(Data excerpts)
--- --- ---

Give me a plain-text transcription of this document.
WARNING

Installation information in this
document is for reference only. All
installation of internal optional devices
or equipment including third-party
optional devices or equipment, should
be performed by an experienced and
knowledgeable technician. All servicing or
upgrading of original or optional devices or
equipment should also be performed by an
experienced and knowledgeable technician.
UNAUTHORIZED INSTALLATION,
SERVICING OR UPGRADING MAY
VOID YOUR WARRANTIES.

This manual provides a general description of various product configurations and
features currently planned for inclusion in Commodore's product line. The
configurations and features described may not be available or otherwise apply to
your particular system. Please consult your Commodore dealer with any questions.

--- --- ---

Where does the word "should" appear? Return each line that holds it.

• ANSWER:
optional devices or equipment, should
equipment should also be performed by an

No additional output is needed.